[Figure record extracts]
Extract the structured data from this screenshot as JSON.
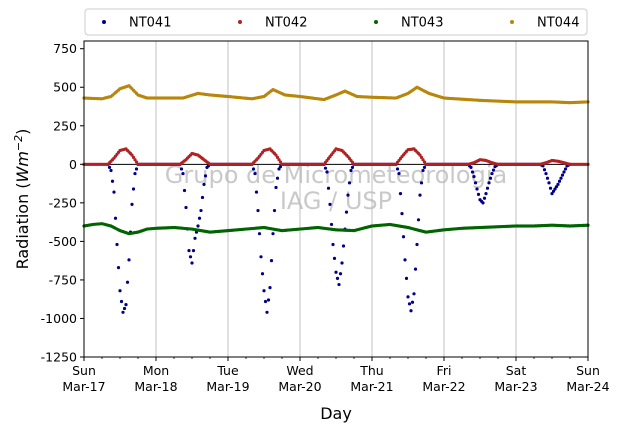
{
  "chart_data": {
    "type": "scatter",
    "xlabel": "Day",
    "ylabel": "Radiation (Wm⁻²)",
    "ylabel_parts": {
      "prefix": "Radiation (",
      "unit": "Wm",
      "exponent": "−2",
      "suffix": ")"
    },
    "ylim": [
      -1250,
      800
    ],
    "yticks": [
      -1250,
      -1000,
      -750,
      -500,
      -250,
      0,
      250,
      500,
      750
    ],
    "xlim": [
      "2024-03-17",
      "2024-03-24"
    ],
    "xticks": [
      {
        "date": "2024-03-17",
        "weekday": "Sun",
        "label": "Mar-17"
      },
      {
        "date": "2024-03-18",
        "weekday": "Mon",
        "label": "Mar-18"
      },
      {
        "date": "2024-03-19",
        "weekday": "Tue",
        "label": "Mar-19"
      },
      {
        "date": "2024-03-20",
        "weekday": "Wed",
        "label": "Mar-20"
      },
      {
        "date": "2024-03-21",
        "weekday": "Thu",
        "label": "Mar-21"
      },
      {
        "date": "2024-03-22",
        "weekday": "Fri",
        "label": "Mar-22"
      },
      {
        "date": "2024-03-23",
        "weekday": "Sat",
        "label": "Mar-23"
      },
      {
        "date": "2024-03-24",
        "weekday": "Sun",
        "label": "Mar-24"
      }
    ],
    "grid": "vertical-at-day-ticks",
    "zero_line": true,
    "legend_position": "top, above plot",
    "watermark": [
      "Grupo de Micrometeorologia",
      "IAG / USP"
    ],
    "series": [
      {
        "name": "NT041",
        "color": "#00008b",
        "points": [
          [
            "2024-03-17T08:00",
            0
          ],
          [
            "2024-03-17T09:00",
            -40
          ],
          [
            "2024-03-17T10:00",
            -180
          ],
          [
            "2024-03-17T11:00",
            -520
          ],
          [
            "2024-03-17T12:00",
            -820
          ],
          [
            "2024-03-17T13:00",
            -960
          ],
          [
            "2024-03-17T14:00",
            -910
          ],
          [
            "2024-03-17T15:00",
            -620
          ],
          [
            "2024-03-17T16:00",
            -260
          ],
          [
            "2024-03-17T17:00",
            -60
          ],
          [
            "2024-03-17T18:00",
            0
          ],
          [
            "2024-03-18T08:00",
            0
          ],
          [
            "2024-03-18T09:00",
            -60
          ],
          [
            "2024-03-18T10:00",
            -280
          ],
          [
            "2024-03-18T11:00",
            -560
          ],
          [
            "2024-03-18T12:00",
            -640
          ],
          [
            "2024-03-18T13:00",
            -480
          ],
          [
            "2024-03-18T14:00",
            -400
          ],
          [
            "2024-03-18T15:00",
            -300
          ],
          [
            "2024-03-18T16:00",
            -130
          ],
          [
            "2024-03-18T17:00",
            -20
          ],
          [
            "2024-03-18T18:00",
            0
          ],
          [
            "2024-03-19T08:00",
            0
          ],
          [
            "2024-03-19T09:00",
            -60
          ],
          [
            "2024-03-19T10:00",
            -300
          ],
          [
            "2024-03-19T11:00",
            -600
          ],
          [
            "2024-03-19T12:00",
            -820
          ],
          [
            "2024-03-19T13:00",
            -960
          ],
          [
            "2024-03-19T14:00",
            -800
          ],
          [
            "2024-03-19T15:00",
            -450
          ],
          [
            "2024-03-19T16:00",
            -150
          ],
          [
            "2024-03-19T17:00",
            -30
          ],
          [
            "2024-03-19T18:00",
            0
          ],
          [
            "2024-03-20T08:00",
            0
          ],
          [
            "2024-03-20T09:00",
            -50
          ],
          [
            "2024-03-20T10:00",
            -260
          ],
          [
            "2024-03-20T11:00",
            -520
          ],
          [
            "2024-03-20T12:00",
            -700
          ],
          [
            "2024-03-20T13:00",
            -780
          ],
          [
            "2024-03-20T14:00",
            -640
          ],
          [
            "2024-03-20T15:00",
            -420
          ],
          [
            "2024-03-20T16:00",
            -200
          ],
          [
            "2024-03-20T17:00",
            -40
          ],
          [
            "2024-03-20T18:00",
            0
          ],
          [
            "2024-03-21T08:00",
            0
          ],
          [
            "2024-03-21T09:00",
            -60
          ],
          [
            "2024-03-21T10:00",
            -320
          ],
          [
            "2024-03-21T11:00",
            -620
          ],
          [
            "2024-03-21T12:00",
            -860
          ],
          [
            "2024-03-21T13:00",
            -950
          ],
          [
            "2024-03-21T14:00",
            -840
          ],
          [
            "2024-03-21T15:00",
            -520
          ],
          [
            "2024-03-21T16:00",
            -200
          ],
          [
            "2024-03-21T17:00",
            -40
          ],
          [
            "2024-03-21T18:00",
            0
          ],
          [
            "2024-03-22T08:00",
            0
          ],
          [
            "2024-03-22T09:00",
            -20
          ],
          [
            "2024-03-22T10:00",
            -80
          ],
          [
            "2024-03-22T11:00",
            -160
          ],
          [
            "2024-03-22T12:00",
            -230
          ],
          [
            "2024-03-22T13:00",
            -250
          ],
          [
            "2024-03-22T14:00",
            -190
          ],
          [
            "2024-03-22T15:00",
            -120
          ],
          [
            "2024-03-22T16:00",
            -60
          ],
          [
            "2024-03-22T17:00",
            -15
          ],
          [
            "2024-03-22T18:00",
            0
          ],
          [
            "2024-03-23T08:00",
            0
          ],
          [
            "2024-03-23T09:00",
            -10
          ],
          [
            "2024-03-23T10:00",
            -60
          ],
          [
            "2024-03-23T11:00",
            -120
          ],
          [
            "2024-03-23T12:00",
            -190
          ],
          [
            "2024-03-23T13:00",
            -160
          ],
          [
            "2024-03-23T14:00",
            -130
          ],
          [
            "2024-03-23T15:00",
            -90
          ],
          [
            "2024-03-23T16:00",
            -50
          ],
          [
            "2024-03-23T17:00",
            -10
          ],
          [
            "2024-03-23T18:00",
            0
          ]
        ]
      },
      {
        "name": "NT042",
        "color": "#b22222",
        "points": [
          [
            "2024-03-17T00:00",
            0
          ],
          [
            "2024-03-17T08:00",
            0
          ],
          [
            "2024-03-17T10:00",
            40
          ],
          [
            "2024-03-17T12:00",
            90
          ],
          [
            "2024-03-17T14:00",
            100
          ],
          [
            "2024-03-17T16:00",
            60
          ],
          [
            "2024-03-17T18:00",
            0
          ],
          [
            "2024-03-18T08:00",
            0
          ],
          [
            "2024-03-18T10:00",
            30
          ],
          [
            "2024-03-18T12:00",
            70
          ],
          [
            "2024-03-18T14:00",
            60
          ],
          [
            "2024-03-18T16:00",
            30
          ],
          [
            "2024-03-18T18:00",
            0
          ],
          [
            "2024-03-19T08:00",
            0
          ],
          [
            "2024-03-19T10:00",
            40
          ],
          [
            "2024-03-19T12:00",
            90
          ],
          [
            "2024-03-19T14:00",
            100
          ],
          [
            "2024-03-19T16:00",
            60
          ],
          [
            "2024-03-19T18:00",
            0
          ],
          [
            "2024-03-20T08:00",
            0
          ],
          [
            "2024-03-20T10:00",
            50
          ],
          [
            "2024-03-20T12:00",
            100
          ],
          [
            "2024-03-20T14:00",
            90
          ],
          [
            "2024-03-20T16:00",
            50
          ],
          [
            "2024-03-20T18:00",
            0
          ],
          [
            "2024-03-21T08:00",
            0
          ],
          [
            "2024-03-21T10:00",
            50
          ],
          [
            "2024-03-21T12:00",
            95
          ],
          [
            "2024-03-21T14:00",
            100
          ],
          [
            "2024-03-21T16:00",
            60
          ],
          [
            "2024-03-21T18:00",
            0
          ],
          [
            "2024-03-22T08:00",
            0
          ],
          [
            "2024-03-22T10:00",
            10
          ],
          [
            "2024-03-22T12:00",
            30
          ],
          [
            "2024-03-22T14:00",
            25
          ],
          [
            "2024-03-22T16:00",
            10
          ],
          [
            "2024-03-22T18:00",
            0
          ],
          [
            "2024-03-23T08:00",
            0
          ],
          [
            "2024-03-23T10:00",
            10
          ],
          [
            "2024-03-23T12:00",
            25
          ],
          [
            "2024-03-23T14:00",
            20
          ],
          [
            "2024-03-23T16:00",
            10
          ],
          [
            "2024-03-23T18:00",
            0
          ],
          [
            "2024-03-24T00:00",
            0
          ]
        ]
      },
      {
        "name": "NT043",
        "color": "#006400",
        "points": [
          [
            "2024-03-17T00:00",
            -400
          ],
          [
            "2024-03-17T03:00",
            -390
          ],
          [
            "2024-03-17T06:00",
            -385
          ],
          [
            "2024-03-17T09:00",
            -400
          ],
          [
            "2024-03-17T12:00",
            -430
          ],
          [
            "2024-03-17T15:00",
            -450
          ],
          [
            "2024-03-17T18:00",
            -440
          ],
          [
            "2024-03-17T21:00",
            -420
          ],
          [
            "2024-03-18T00:00",
            -415
          ],
          [
            "2024-03-18T06:00",
            -410
          ],
          [
            "2024-03-18T12:00",
            -420
          ],
          [
            "2024-03-18T18:00",
            -440
          ],
          [
            "2024-03-19T00:00",
            -430
          ],
          [
            "2024-03-19T06:00",
            -420
          ],
          [
            "2024-03-19T12:00",
            -410
          ],
          [
            "2024-03-19T18:00",
            -430
          ],
          [
            "2024-03-20T00:00",
            -420
          ],
          [
            "2024-03-20T06:00",
            -410
          ],
          [
            "2024-03-20T12:00",
            -425
          ],
          [
            "2024-03-20T18:00",
            -430
          ],
          [
            "2024-03-21T00:00",
            -400
          ],
          [
            "2024-03-21T06:00",
            -390
          ],
          [
            "2024-03-21T12:00",
            -410
          ],
          [
            "2024-03-21T18:00",
            -440
          ],
          [
            "2024-03-22T00:00",
            -425
          ],
          [
            "2024-03-22T06:00",
            -415
          ],
          [
            "2024-03-22T12:00",
            -410
          ],
          [
            "2024-03-22T18:00",
            -405
          ],
          [
            "2024-03-23T00:00",
            -400
          ],
          [
            "2024-03-23T06:00",
            -400
          ],
          [
            "2024-03-23T12:00",
            -395
          ],
          [
            "2024-03-23T18:00",
            -400
          ],
          [
            "2024-03-24T00:00",
            -395
          ]
        ]
      },
      {
        "name": "NT044",
        "color": "#b8860b",
        "points": [
          [
            "2024-03-17T00:00",
            430
          ],
          [
            "2024-03-17T06:00",
            425
          ],
          [
            "2024-03-17T09:00",
            440
          ],
          [
            "2024-03-17T12:00",
            490
          ],
          [
            "2024-03-17T15:00",
            510
          ],
          [
            "2024-03-17T18:00",
            450
          ],
          [
            "2024-03-17T21:00",
            430
          ],
          [
            "2024-03-18T00:00",
            430
          ],
          [
            "2024-03-18T09:00",
            430
          ],
          [
            "2024-03-18T14:00",
            460
          ],
          [
            "2024-03-18T18:00",
            450
          ],
          [
            "2024-03-19T00:00",
            440
          ],
          [
            "2024-03-19T08:00",
            425
          ],
          [
            "2024-03-19T12:00",
            440
          ],
          [
            "2024-03-19T15:00",
            485
          ],
          [
            "2024-03-19T19:00",
            450
          ],
          [
            "2024-03-20T00:00",
            440
          ],
          [
            "2024-03-20T08:00",
            420
          ],
          [
            "2024-03-20T12:00",
            450
          ],
          [
            "2024-03-20T15:00",
            475
          ],
          [
            "2024-03-20T19:00",
            440
          ],
          [
            "2024-03-21T00:00",
            435
          ],
          [
            "2024-03-21T08:00",
            430
          ],
          [
            "2024-03-21T12:00",
            460
          ],
          [
            "2024-03-21T15:00",
            500
          ],
          [
            "2024-03-21T19:00",
            460
          ],
          [
            "2024-03-22T00:00",
            430
          ],
          [
            "2024-03-22T12:00",
            415
          ],
          [
            "2024-03-22T18:00",
            410
          ],
          [
            "2024-03-23T00:00",
            405
          ],
          [
            "2024-03-23T12:00",
            405
          ],
          [
            "2024-03-23T18:00",
            400
          ],
          [
            "2024-03-24T00:00",
            405
          ]
        ]
      }
    ]
  }
}
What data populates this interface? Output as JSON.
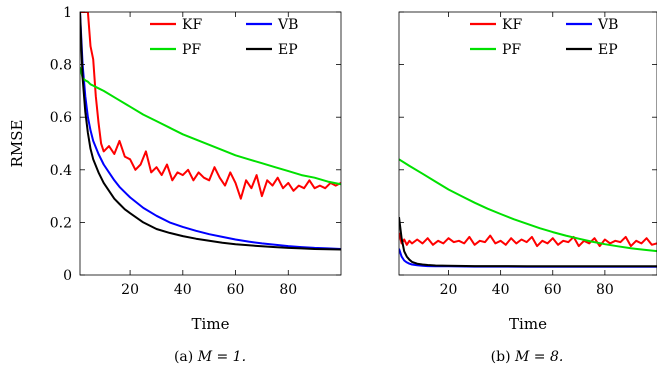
{
  "figure": {
    "shared_xlabel": "Time",
    "shared_ylabel": "RMSE"
  },
  "chart_data": [
    {
      "type": "line",
      "caption_label": "(a)",
      "caption_math": "M = 1.",
      "xlabel": "Time",
      "ylabel": "RMSE",
      "xlim": [
        1,
        100
      ],
      "ylim": [
        0,
        1
      ],
      "xticks": [
        20,
        40,
        60,
        80
      ],
      "yticks": [
        0,
        0.2,
        0.4,
        0.6,
        0.8,
        1
      ],
      "legend_placement": "top-right",
      "series": [
        {
          "name": "KF",
          "color": "#ff0000",
          "x": [
            1,
            2,
            3,
            4,
            5,
            6,
            7,
            8,
            9,
            10,
            12,
            14,
            16,
            18,
            20,
            22,
            24,
            26,
            28,
            30,
            32,
            34,
            36,
            38,
            40,
            42,
            44,
            46,
            48,
            50,
            52,
            54,
            56,
            58,
            60,
            62,
            64,
            66,
            68,
            70,
            72,
            74,
            76,
            78,
            80,
            82,
            84,
            86,
            88,
            90,
            92,
            94,
            96,
            98,
            100
          ],
          "values": [
            1.0,
            1.0,
            1.0,
            1.0,
            0.87,
            0.82,
            0.68,
            0.58,
            0.5,
            0.47,
            0.49,
            0.46,
            0.51,
            0.45,
            0.44,
            0.4,
            0.42,
            0.47,
            0.39,
            0.41,
            0.38,
            0.42,
            0.36,
            0.39,
            0.38,
            0.4,
            0.36,
            0.39,
            0.37,
            0.36,
            0.41,
            0.37,
            0.34,
            0.39,
            0.35,
            0.29,
            0.36,
            0.33,
            0.38,
            0.3,
            0.36,
            0.34,
            0.37,
            0.33,
            0.35,
            0.32,
            0.34,
            0.33,
            0.36,
            0.33,
            0.34,
            0.33,
            0.35,
            0.34,
            0.35
          ]
        },
        {
          "name": "VB",
          "color": "#0000ff",
          "x": [
            1,
            2,
            3,
            4,
            5,
            6,
            8,
            10,
            12,
            14,
            16,
            18,
            20,
            25,
            30,
            35,
            40,
            45,
            50,
            55,
            60,
            65,
            70,
            75,
            80,
            85,
            90,
            95,
            100
          ],
          "values": [
            1.0,
            0.8,
            0.68,
            0.6,
            0.55,
            0.51,
            0.46,
            0.42,
            0.39,
            0.36,
            0.335,
            0.315,
            0.295,
            0.255,
            0.225,
            0.2,
            0.183,
            0.168,
            0.155,
            0.145,
            0.135,
            0.127,
            0.12,
            0.115,
            0.11,
            0.106,
            0.103,
            0.101,
            0.099
          ]
        },
        {
          "name": "PF",
          "color": "#00e000",
          "x": [
            1,
            2,
            3,
            4,
            5,
            6,
            8,
            10,
            15,
            20,
            25,
            30,
            35,
            40,
            45,
            50,
            55,
            60,
            65,
            70,
            75,
            80,
            85,
            90,
            95,
            100
          ],
          "values": [
            0.79,
            0.75,
            0.74,
            0.735,
            0.725,
            0.72,
            0.71,
            0.7,
            0.67,
            0.64,
            0.61,
            0.585,
            0.56,
            0.535,
            0.515,
            0.495,
            0.475,
            0.455,
            0.44,
            0.425,
            0.41,
            0.395,
            0.38,
            0.37,
            0.355,
            0.345
          ]
        },
        {
          "name": "EP",
          "color": "#000000",
          "x": [
            1,
            2,
            3,
            4,
            5,
            6,
            8,
            10,
            12,
            14,
            16,
            18,
            20,
            25,
            30,
            35,
            40,
            45,
            50,
            55,
            60,
            65,
            70,
            75,
            80,
            85,
            90,
            95,
            100
          ],
          "values": [
            1.0,
            0.75,
            0.62,
            0.54,
            0.48,
            0.44,
            0.39,
            0.35,
            0.32,
            0.29,
            0.27,
            0.25,
            0.235,
            0.2,
            0.175,
            0.16,
            0.148,
            0.138,
            0.13,
            0.123,
            0.117,
            0.113,
            0.109,
            0.106,
            0.103,
            0.101,
            0.099,
            0.098,
            0.097
          ]
        }
      ]
    },
    {
      "type": "line",
      "caption_label": "(b)",
      "caption_math": "M = 8.",
      "xlabel": "Time",
      "ylabel": "",
      "xlim": [
        1,
        100
      ],
      "ylim": [
        0,
        1
      ],
      "xticks": [
        20,
        40,
        60,
        80
      ],
      "yticks": [
        0,
        0.2,
        0.4,
        0.6,
        0.8,
        1
      ],
      "legend_placement": "top-right",
      "series": [
        {
          "name": "KF",
          "color": "#ff0000",
          "x": [
            1,
            2,
            3,
            4,
            5,
            6,
            8,
            10,
            12,
            14,
            16,
            18,
            20,
            22,
            24,
            26,
            28,
            30,
            32,
            34,
            36,
            38,
            40,
            42,
            44,
            46,
            48,
            50,
            52,
            54,
            56,
            58,
            60,
            62,
            64,
            66,
            68,
            70,
            72,
            74,
            76,
            78,
            80,
            82,
            84,
            86,
            88,
            90,
            92,
            94,
            96,
            98,
            100
          ],
          "values": [
            0.16,
            0.12,
            0.135,
            0.115,
            0.13,
            0.12,
            0.135,
            0.12,
            0.14,
            0.115,
            0.13,
            0.12,
            0.14,
            0.125,
            0.13,
            0.12,
            0.145,
            0.115,
            0.13,
            0.125,
            0.15,
            0.12,
            0.13,
            0.115,
            0.14,
            0.12,
            0.135,
            0.125,
            0.145,
            0.11,
            0.13,
            0.12,
            0.14,
            0.115,
            0.13,
            0.125,
            0.145,
            0.11,
            0.13,
            0.12,
            0.14,
            0.11,
            0.135,
            0.12,
            0.13,
            0.125,
            0.145,
            0.11,
            0.13,
            0.12,
            0.14,
            0.115,
            0.12
          ]
        },
        {
          "name": "VB",
          "color": "#0000ff",
          "x": [
            1,
            2,
            3,
            4,
            5,
            6,
            8,
            10,
            12,
            15,
            20,
            30,
            40,
            50,
            60,
            70,
            80,
            90,
            100
          ],
          "values": [
            0.1,
            0.07,
            0.055,
            0.048,
            0.043,
            0.04,
            0.037,
            0.035,
            0.034,
            0.033,
            0.033,
            0.032,
            0.032,
            0.031,
            0.031,
            0.031,
            0.031,
            0.031,
            0.031
          ]
        },
        {
          "name": "PF",
          "color": "#00e000",
          "x": [
            1,
            5,
            10,
            15,
            20,
            25,
            30,
            35,
            40,
            45,
            50,
            55,
            60,
            65,
            70,
            75,
            80,
            85,
            90,
            95,
            100
          ],
          "values": [
            0.44,
            0.415,
            0.385,
            0.355,
            0.325,
            0.3,
            0.275,
            0.252,
            0.232,
            0.212,
            0.195,
            0.178,
            0.163,
            0.15,
            0.138,
            0.127,
            0.117,
            0.109,
            0.102,
            0.096,
            0.091
          ]
        },
        {
          "name": "EP",
          "color": "#000000",
          "x": [
            1,
            2,
            3,
            4,
            5,
            6,
            8,
            10,
            12,
            15,
            20,
            30,
            40,
            50,
            60,
            70,
            80,
            90,
            100
          ],
          "values": [
            0.22,
            0.14,
            0.09,
            0.07,
            0.058,
            0.05,
            0.043,
            0.04,
            0.038,
            0.036,
            0.035,
            0.034,
            0.034,
            0.033,
            0.033,
            0.033,
            0.033,
            0.033,
            0.033
          ]
        }
      ]
    }
  ]
}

▸ WORK TO BE COMPLETED: Scan the material line by line and report each one that contains "this".

▸ TASK RESULT:
Extract the structured data from this screenshot as JSON.
What data populates this interface? Output as JSON.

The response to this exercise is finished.